### Stated goal
Decide whether each statement below agrees with the Shea Moisture excerpt, answering yes or no and quoting the words of the excerpt that decide it.
1. Shea Moisture started in Harlem, New York in 1991.
2. The founder's sister makes the new recipes.
3. The Shea Moisture ad opened the June 2018 edition of Marie Claire.

Shea Moisture is a company that started in Harlem, New York in 1991. Its origins reach across the ocean to the continent of Africa to the country of Sierra Leone. The founder Richelieu Dennis after leaving the country because of the civil war started the company using recipes that had been passed down from his grandmother. Shea Moisture provides products for personal care using all natural often organic ingredients including its signature shea butter. The new recipes are made by his sister who still reaches back to their grandmothers recipes as the base for what she creates. Shea Moisture has a lengthy list of products to include many shampoos and conditioners all the way to bubble bath and soaps. Shea moisture has done a great job for the most part with it's advertising efforts. You can find ads for Shea Moisture in many magazines these days. They may be advertising for the hair products specifically or their body care or both. These days they seem to be doing a lot of inclusive ads to show their versatility. In the May 2018 edition of Marie Claire the first page after the cover opens with the an extensive ad from Shea Moisture which reads Beauty Unites The World. The first thing that stands out about this particular ad is the face of Shea Moisture is a black female with natural hair. Marie Claire magazine has not been much different from many magazines in its readership. And looking through the magazine you would not expect that Shea Moisture would be how they chose to start an issue. Marie Claire appears to be focusing on what they call Global Beauty in opposition to what has been considered for a long time main stream. Shea Moisture has a base of black women that have supported them. They continue to focus on that community but have been attempting to draw in new customers that don't necessarily look like their faithful base. In trying to expand their customer base they ran into trouble with a hair care ad for television that included one too many white women in the opinion of their faithful followers.

### Dataset extract
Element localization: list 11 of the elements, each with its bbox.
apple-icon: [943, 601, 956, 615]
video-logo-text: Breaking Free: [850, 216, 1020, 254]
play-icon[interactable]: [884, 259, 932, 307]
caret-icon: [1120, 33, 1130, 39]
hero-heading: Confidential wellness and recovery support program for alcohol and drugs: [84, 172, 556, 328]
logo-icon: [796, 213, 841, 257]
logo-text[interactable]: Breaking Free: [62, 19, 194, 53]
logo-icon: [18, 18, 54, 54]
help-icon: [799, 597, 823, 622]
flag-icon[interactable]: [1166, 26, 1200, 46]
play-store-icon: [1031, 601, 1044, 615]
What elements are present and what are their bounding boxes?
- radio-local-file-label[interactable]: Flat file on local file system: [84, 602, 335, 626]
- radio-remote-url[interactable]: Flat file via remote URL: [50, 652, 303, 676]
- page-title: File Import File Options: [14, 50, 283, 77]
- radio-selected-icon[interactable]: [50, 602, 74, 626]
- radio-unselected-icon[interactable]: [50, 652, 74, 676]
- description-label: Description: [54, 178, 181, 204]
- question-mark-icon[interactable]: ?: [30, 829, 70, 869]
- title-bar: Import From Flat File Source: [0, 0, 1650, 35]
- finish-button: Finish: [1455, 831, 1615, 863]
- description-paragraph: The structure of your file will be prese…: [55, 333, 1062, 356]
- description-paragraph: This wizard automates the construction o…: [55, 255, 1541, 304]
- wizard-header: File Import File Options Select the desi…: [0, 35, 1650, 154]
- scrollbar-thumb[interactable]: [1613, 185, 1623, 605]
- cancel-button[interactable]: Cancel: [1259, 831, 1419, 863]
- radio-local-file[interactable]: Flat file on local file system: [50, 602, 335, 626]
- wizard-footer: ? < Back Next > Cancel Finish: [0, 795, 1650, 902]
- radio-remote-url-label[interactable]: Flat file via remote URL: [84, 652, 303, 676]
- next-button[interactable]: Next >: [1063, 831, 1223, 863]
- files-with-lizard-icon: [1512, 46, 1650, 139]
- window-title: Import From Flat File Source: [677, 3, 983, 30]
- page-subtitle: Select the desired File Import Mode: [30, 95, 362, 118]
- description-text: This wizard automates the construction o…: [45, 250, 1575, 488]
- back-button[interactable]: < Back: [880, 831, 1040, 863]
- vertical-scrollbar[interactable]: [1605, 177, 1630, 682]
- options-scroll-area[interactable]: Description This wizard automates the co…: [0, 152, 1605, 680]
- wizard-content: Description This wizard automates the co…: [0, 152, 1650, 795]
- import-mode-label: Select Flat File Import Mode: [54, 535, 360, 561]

### Written reply
1. Yes: "Shea Moisture is a company that started in Harlem, New York in 1991."
2. Yes: "The new recipes are made by his sister"
3. No: "In the May 2018 edition of Marie Claire the first page after the cover opens with the an extensive ad from Shea Moisture"